= YOUR INSTRUCTIONS =
Reproduce the data below word for word, keeping every line and character unchanged.

= MATERIAL FOR THE TASK =
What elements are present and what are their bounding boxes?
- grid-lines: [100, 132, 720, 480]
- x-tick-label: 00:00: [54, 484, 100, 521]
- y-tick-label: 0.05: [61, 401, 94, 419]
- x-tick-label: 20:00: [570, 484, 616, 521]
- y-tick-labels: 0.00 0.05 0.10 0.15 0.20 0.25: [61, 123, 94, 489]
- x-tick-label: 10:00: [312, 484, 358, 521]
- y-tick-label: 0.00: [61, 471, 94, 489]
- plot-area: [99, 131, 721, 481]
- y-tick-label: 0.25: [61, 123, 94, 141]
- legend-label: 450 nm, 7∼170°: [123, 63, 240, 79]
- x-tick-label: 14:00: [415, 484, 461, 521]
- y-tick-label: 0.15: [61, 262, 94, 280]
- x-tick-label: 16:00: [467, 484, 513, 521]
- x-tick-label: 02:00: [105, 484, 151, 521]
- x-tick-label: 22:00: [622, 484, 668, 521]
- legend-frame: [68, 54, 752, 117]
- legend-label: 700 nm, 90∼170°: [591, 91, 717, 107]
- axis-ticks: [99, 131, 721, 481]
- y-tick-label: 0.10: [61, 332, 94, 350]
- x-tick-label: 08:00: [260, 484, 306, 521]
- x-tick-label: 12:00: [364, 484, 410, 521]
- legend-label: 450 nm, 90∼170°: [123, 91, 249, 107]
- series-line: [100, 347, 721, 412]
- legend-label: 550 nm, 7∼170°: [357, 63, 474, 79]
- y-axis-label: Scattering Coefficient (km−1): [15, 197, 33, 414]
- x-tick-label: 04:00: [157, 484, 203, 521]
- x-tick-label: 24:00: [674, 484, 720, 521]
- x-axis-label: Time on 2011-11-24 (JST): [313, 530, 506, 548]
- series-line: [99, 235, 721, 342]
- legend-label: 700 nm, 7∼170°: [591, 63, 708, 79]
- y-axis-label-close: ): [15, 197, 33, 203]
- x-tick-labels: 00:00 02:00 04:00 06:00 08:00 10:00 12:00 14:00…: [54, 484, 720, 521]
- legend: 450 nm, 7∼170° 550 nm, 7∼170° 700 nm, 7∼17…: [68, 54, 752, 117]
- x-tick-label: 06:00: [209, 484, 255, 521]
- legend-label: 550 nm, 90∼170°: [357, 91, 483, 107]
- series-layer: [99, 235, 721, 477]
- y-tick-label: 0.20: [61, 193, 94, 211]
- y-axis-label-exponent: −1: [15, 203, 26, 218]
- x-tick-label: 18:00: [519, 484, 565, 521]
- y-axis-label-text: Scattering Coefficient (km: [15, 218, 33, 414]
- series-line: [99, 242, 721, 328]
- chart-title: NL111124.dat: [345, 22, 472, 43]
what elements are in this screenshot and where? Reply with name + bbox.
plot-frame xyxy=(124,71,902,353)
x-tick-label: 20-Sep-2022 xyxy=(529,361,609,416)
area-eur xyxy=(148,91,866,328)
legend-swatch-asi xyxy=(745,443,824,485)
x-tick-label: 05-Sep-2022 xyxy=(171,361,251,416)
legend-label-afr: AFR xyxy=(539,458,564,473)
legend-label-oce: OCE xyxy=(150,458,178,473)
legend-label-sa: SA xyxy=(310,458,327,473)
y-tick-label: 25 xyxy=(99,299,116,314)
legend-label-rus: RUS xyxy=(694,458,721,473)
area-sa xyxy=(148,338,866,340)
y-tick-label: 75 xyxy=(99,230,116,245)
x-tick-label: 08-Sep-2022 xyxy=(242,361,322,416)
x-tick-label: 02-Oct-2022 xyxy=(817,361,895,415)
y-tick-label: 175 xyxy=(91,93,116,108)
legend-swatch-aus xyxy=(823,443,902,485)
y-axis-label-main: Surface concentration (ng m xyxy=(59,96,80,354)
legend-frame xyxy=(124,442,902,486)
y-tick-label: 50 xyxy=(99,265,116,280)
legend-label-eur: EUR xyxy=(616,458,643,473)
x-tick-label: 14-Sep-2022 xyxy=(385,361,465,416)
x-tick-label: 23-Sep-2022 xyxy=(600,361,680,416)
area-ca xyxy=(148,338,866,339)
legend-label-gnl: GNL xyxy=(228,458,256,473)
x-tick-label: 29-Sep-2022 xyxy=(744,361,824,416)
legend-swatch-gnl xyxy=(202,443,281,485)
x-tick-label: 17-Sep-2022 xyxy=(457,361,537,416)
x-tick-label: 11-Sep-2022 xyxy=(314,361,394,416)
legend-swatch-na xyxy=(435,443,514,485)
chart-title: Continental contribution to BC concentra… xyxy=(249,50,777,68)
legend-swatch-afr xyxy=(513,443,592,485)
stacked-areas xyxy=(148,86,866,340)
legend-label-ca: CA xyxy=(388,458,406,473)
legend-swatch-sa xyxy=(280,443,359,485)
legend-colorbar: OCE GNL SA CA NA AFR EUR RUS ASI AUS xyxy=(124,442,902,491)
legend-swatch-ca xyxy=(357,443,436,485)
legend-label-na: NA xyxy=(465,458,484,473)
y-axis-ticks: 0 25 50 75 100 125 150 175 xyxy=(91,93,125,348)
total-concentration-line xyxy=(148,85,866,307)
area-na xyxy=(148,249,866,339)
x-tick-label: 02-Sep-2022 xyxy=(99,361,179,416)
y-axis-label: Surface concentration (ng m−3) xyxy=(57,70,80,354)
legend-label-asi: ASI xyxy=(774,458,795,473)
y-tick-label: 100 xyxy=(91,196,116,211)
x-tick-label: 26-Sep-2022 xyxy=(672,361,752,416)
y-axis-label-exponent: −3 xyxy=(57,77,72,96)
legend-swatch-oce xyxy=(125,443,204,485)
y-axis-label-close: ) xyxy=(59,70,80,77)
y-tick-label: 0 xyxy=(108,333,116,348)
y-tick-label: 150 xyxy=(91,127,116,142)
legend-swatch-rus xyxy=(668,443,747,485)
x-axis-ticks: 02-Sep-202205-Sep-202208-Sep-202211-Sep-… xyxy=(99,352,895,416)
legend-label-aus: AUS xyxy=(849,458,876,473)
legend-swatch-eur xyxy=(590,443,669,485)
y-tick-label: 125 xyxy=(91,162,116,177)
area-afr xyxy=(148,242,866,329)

= FINISHED ANSWER =
What elements are present and what are their bounding boxes?
- grid-lines: [100, 132, 720, 480]
- x-tick-label: 00:00: [54, 484, 100, 521]
- y-tick-label: 0.05: [61, 401, 94, 419]
- x-tick-label: 20:00: [570, 484, 616, 521]
- y-tick-labels: 0.00 0.05 0.10 0.15 0.20 0.25: [61, 123, 94, 489]
- x-tick-label: 10:00: [312, 484, 358, 521]
- y-tick-label: 0.00: [61, 471, 94, 489]
- plot-area: [99, 131, 721, 481]
- y-tick-label: 0.25: [61, 123, 94, 141]
- legend-label: 450 nm, 7∼170°: [123, 63, 240, 79]
- x-tick-label: 14:00: [415, 484, 461, 521]
- y-tick-label: 0.15: [61, 262, 94, 280]
- x-tick-label: 16:00: [467, 484, 513, 521]
- x-tick-label: 02:00: [105, 484, 151, 521]
- x-tick-label: 22:00: [622, 484, 668, 521]
- legend-frame: [68, 54, 752, 117]
- legend-label: 700 nm, 90∼170°: [591, 91, 717, 107]
- axis-ticks: [99, 131, 721, 481]
- y-tick-label: 0.10: [61, 332, 94, 350]
- x-tick-label: 08:00: [260, 484, 306, 521]
- x-tick-label: 12:00: [364, 484, 410, 521]
- legend-label: 450 nm, 90∼170°: [123, 91, 249, 107]
- series-line: [100, 347, 721, 412]
- legend-label: 550 nm, 7∼170°: [357, 63, 474, 79]
- y-axis-label: Scattering Coefficient (km−1): [15, 197, 33, 414]
- x-tick-label: 04:00: [157, 484, 203, 521]
- x-tick-label: 24:00: [674, 484, 720, 521]
- x-axis-label: Time on 2011-11-24 (JST): [313, 530, 506, 548]
- series-line: [99, 235, 721, 342]
- legend-label: 700 nm, 7∼170°: [591, 63, 708, 79]
- y-axis-label-close: ): [15, 197, 33, 203]
- x-tick-labels: 00:00 02:00 04:00 06:00 08:00 10:00 12:00 14:00…: [54, 484, 720, 521]
- legend: 450 nm, 7∼170° 550 nm, 7∼170° 700 nm, 7∼17…: [68, 54, 752, 117]
- x-tick-label: 06:00: [209, 484, 255, 521]
- legend-label: 550 nm, 90∼170°: [357, 91, 483, 107]
- series-layer: [99, 235, 721, 477]
- y-tick-label: 0.20: [61, 193, 94, 211]
- y-axis-label-exponent: −1: [15, 203, 26, 218]
- x-tick-label: 18:00: [519, 484, 565, 521]
- y-axis-label-text: Scattering Coefficient (km: [15, 218, 33, 414]
- series-line: [99, 242, 721, 328]
- chart-title: NL111124.dat: [345, 22, 472, 43]
what elements are in this screenshot and where? Reply with name + bbox.
plot-frame xyxy=(124,71,902,353)
x-tick-label: 20-Sep-2022 xyxy=(529,361,609,416)
area-eur xyxy=(148,91,866,328)
legend-swatch-asi xyxy=(745,443,824,485)
x-tick-label: 05-Sep-2022 xyxy=(171,361,251,416)
legend-label-afr: AFR xyxy=(539,458,564,473)
legend-label-oce: OCE xyxy=(150,458,178,473)
legend-label-sa: SA xyxy=(310,458,327,473)
y-tick-label: 25 xyxy=(99,299,116,314)
legend-label-rus: RUS xyxy=(694,458,721,473)
area-sa xyxy=(148,338,866,340)
y-tick-label: 75 xyxy=(99,230,116,245)
x-tick-label: 08-Sep-2022 xyxy=(242,361,322,416)
x-tick-label: 02-Oct-2022 xyxy=(817,361,895,415)
y-tick-label: 175 xyxy=(91,93,116,108)
legend-swatch-aus xyxy=(823,443,902,485)
y-axis-label-main: Surface concentration (ng m xyxy=(59,96,80,354)
legend-frame xyxy=(124,442,902,486)
y-tick-label: 50 xyxy=(99,265,116,280)
legend-label-eur: EUR xyxy=(616,458,643,473)
x-tick-label: 14-Sep-2022 xyxy=(385,361,465,416)
x-tick-label: 23-Sep-2022 xyxy=(600,361,680,416)
area-ca xyxy=(148,338,866,339)
legend-label-gnl: GNL xyxy=(228,458,256,473)
x-tick-label: 29-Sep-2022 xyxy=(744,361,824,416)
legend-swatch-gnl xyxy=(202,443,281,485)
x-tick-label: 17-Sep-2022 xyxy=(457,361,537,416)
x-tick-label: 11-Sep-2022 xyxy=(314,361,394,416)
legend-swatch-na xyxy=(435,443,514,485)
chart-title: Continental contribution to BC concentra… xyxy=(249,50,777,68)
legend-swatch-afr xyxy=(513,443,592,485)
stacked-areas xyxy=(148,86,866,340)
legend-label-ca: CA xyxy=(388,458,406,473)
legend-swatch-sa xyxy=(280,443,359,485)
legend-colorbar: OCE GNL SA CA NA AFR EUR RUS ASI AUS xyxy=(124,442,902,491)
legend-swatch-ca xyxy=(357,443,436,485)
legend-label-na: NA xyxy=(465,458,484,473)
y-axis-ticks: 0 25 50 75 100 125 150 175 xyxy=(91,93,125,348)
total-concentration-line xyxy=(148,85,866,307)
area-na xyxy=(148,249,866,339)
x-tick-label: 02-Sep-2022 xyxy=(99,361,179,416)
y-axis-label: Surface concentration (ng m−3) xyxy=(57,70,80,354)
legend-label-asi: ASI xyxy=(774,458,795,473)
y-tick-label: 100 xyxy=(91,196,116,211)
x-tick-label: 26-Sep-2022 xyxy=(672,361,752,416)
y-axis-label-exponent: −3 xyxy=(57,77,72,96)
legend-swatch-oce xyxy=(125,443,204,485)
y-axis-label-close: ) xyxy=(59,70,80,77)
y-tick-label: 0 xyxy=(108,333,116,348)
y-tick-label: 150 xyxy=(91,127,116,142)
legend-swatch-rus xyxy=(668,443,747,485)
x-axis-ticks: 02-Sep-202205-Sep-202208-Sep-202211-Sep-… xyxy=(99,352,895,416)
legend-label-aus: AUS xyxy=(849,458,876,473)
legend-swatch-eur xyxy=(590,443,669,485)
y-tick-label: 125 xyxy=(91,162,116,177)
area-afr xyxy=(148,242,866,329)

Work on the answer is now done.